◆ **Task statement**: Give the data again, word for word.

◆ **Record set**:
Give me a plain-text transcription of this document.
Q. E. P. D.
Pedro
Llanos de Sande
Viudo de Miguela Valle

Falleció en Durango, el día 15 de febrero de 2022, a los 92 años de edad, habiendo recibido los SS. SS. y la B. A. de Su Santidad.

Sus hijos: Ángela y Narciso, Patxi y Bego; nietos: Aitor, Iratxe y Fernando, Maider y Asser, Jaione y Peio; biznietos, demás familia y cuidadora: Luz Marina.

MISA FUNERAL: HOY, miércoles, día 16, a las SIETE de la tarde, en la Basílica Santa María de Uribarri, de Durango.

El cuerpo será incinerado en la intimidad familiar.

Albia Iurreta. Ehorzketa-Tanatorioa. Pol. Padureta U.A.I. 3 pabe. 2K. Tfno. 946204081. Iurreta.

◆ **Result of this task**:
Give me a plain-text transcription of this document.
Q. E. P. D.
Pedro
Llanos de Sande
Viudo de Miguela Valle

Falleció en Durango, el día 15 de febrero de 2022, a los 92 años de edad, habiendo recibido los SS. SS. y la B. A. de Su Santidad.

Sus hijos: Ángela y Narciso, Patxi y Bego; nietos: Aitor, Iratxe y Fernando, Maider y Asser, Jaione y Peio; biznietos, demás familia y cuidadora: Luz Marina.

MISA FUNERAL: HOY, miércoles, día 16, a las SIETE de la tarde, en la Basílica Santa María de Uribarri, de Durango.

El cuerpo será incinerado en la intimidad familiar.

Albia Iurreta. Ehorzketa-Tanatorioa. Pol. Padureta U.A.I. 3 pabe. 2K. Tfno. 946204081. Iurreta.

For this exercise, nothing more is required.